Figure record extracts
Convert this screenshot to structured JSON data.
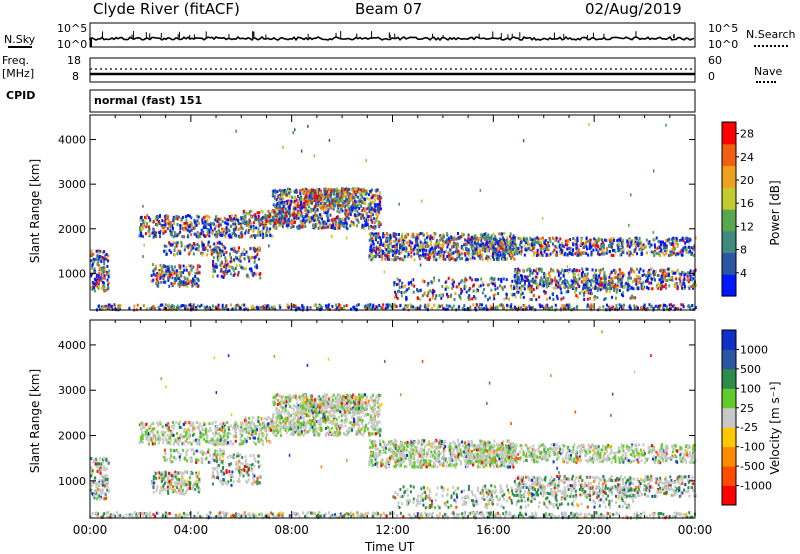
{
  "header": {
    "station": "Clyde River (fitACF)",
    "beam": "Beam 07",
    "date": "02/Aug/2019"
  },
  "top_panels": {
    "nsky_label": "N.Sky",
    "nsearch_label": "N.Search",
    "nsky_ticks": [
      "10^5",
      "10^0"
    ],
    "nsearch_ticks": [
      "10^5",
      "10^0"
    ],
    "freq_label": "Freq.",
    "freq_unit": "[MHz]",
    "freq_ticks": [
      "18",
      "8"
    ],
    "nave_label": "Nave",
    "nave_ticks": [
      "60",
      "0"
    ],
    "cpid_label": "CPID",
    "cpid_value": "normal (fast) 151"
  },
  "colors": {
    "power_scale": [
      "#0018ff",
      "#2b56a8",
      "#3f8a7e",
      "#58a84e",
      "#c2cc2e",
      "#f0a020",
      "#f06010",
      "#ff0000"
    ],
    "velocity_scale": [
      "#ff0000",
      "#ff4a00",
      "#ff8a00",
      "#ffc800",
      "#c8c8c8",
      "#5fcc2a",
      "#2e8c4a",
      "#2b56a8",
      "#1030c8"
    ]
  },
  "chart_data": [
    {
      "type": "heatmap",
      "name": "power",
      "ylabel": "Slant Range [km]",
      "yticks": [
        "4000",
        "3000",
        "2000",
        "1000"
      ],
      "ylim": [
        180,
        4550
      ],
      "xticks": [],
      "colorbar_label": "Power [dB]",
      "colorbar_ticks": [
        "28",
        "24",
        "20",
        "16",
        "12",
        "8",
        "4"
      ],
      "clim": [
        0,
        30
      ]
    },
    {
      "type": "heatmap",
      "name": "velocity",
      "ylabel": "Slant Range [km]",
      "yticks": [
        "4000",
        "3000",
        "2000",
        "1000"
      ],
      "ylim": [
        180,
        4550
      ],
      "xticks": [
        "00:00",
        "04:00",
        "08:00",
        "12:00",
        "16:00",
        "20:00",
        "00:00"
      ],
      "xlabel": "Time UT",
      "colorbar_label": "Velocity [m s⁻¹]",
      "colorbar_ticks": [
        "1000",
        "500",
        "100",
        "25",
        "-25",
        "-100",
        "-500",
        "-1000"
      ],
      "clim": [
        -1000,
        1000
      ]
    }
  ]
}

What you have to do →
Transcribe the full listing above exactly as it stands, minus the pictures.

Task response →
Convert this screenshot to structured JSON data.
{
  "header": {
    "station": "Clyde River (fitACF)",
    "beam": "Beam 07",
    "date": "02/Aug/2019"
  },
  "top_panels": {
    "nsky_label": "N.Sky",
    "nsearch_label": "N.Search",
    "nsky_ticks": [
      "10^5",
      "10^0"
    ],
    "nsearch_ticks": [
      "10^5",
      "10^0"
    ],
    "freq_label": "Freq.",
    "freq_unit": "[MHz]",
    "freq_ticks": [
      "18",
      "8"
    ],
    "nave_label": "Nave",
    "nave_ticks": [
      "60",
      "0"
    ],
    "cpid_label": "CPID",
    "cpid_value": "normal (fast) 151"
  },
  "colors": {
    "power_scale": [
      "#0018ff",
      "#2b56a8",
      "#3f8a7e",
      "#58a84e",
      "#c2cc2e",
      "#f0a020",
      "#f06010",
      "#ff0000"
    ],
    "velocity_scale": [
      "#ff0000",
      "#ff4a00",
      "#ff8a00",
      "#ffc800",
      "#c8c8c8",
      "#5fcc2a",
      "#2e8c4a",
      "#2b56a8",
      "#1030c8"
    ]
  },
  "chart_data": [
    {
      "type": "heatmap",
      "name": "power",
      "ylabel": "Slant Range [km]",
      "yticks": [
        "4000",
        "3000",
        "2000",
        "1000"
      ],
      "ylim": [
        180,
        4550
      ],
      "xticks": [],
      "colorbar_label": "Power [dB]",
      "colorbar_ticks": [
        "28",
        "24",
        "20",
        "16",
        "12",
        "8",
        "4"
      ],
      "clim": [
        0,
        30
      ]
    },
    {
      "type": "heatmap",
      "name": "velocity",
      "ylabel": "Slant Range [km]",
      "yticks": [
        "4000",
        "3000",
        "2000",
        "1000"
      ],
      "ylim": [
        180,
        4550
      ],
      "xticks": [
        "00:00",
        "04:00",
        "08:00",
        "12:00",
        "16:00",
        "20:00",
        "00:00"
      ],
      "xlabel": "Time UT",
      "colorbar_label": "Velocity [m s⁻¹]",
      "colorbar_ticks": [
        "1000",
        "500",
        "100",
        "25",
        "-25",
        "-100",
        "-500",
        "-1000"
      ],
      "clim": [
        -1000,
        1000
      ]
    }
  ]
}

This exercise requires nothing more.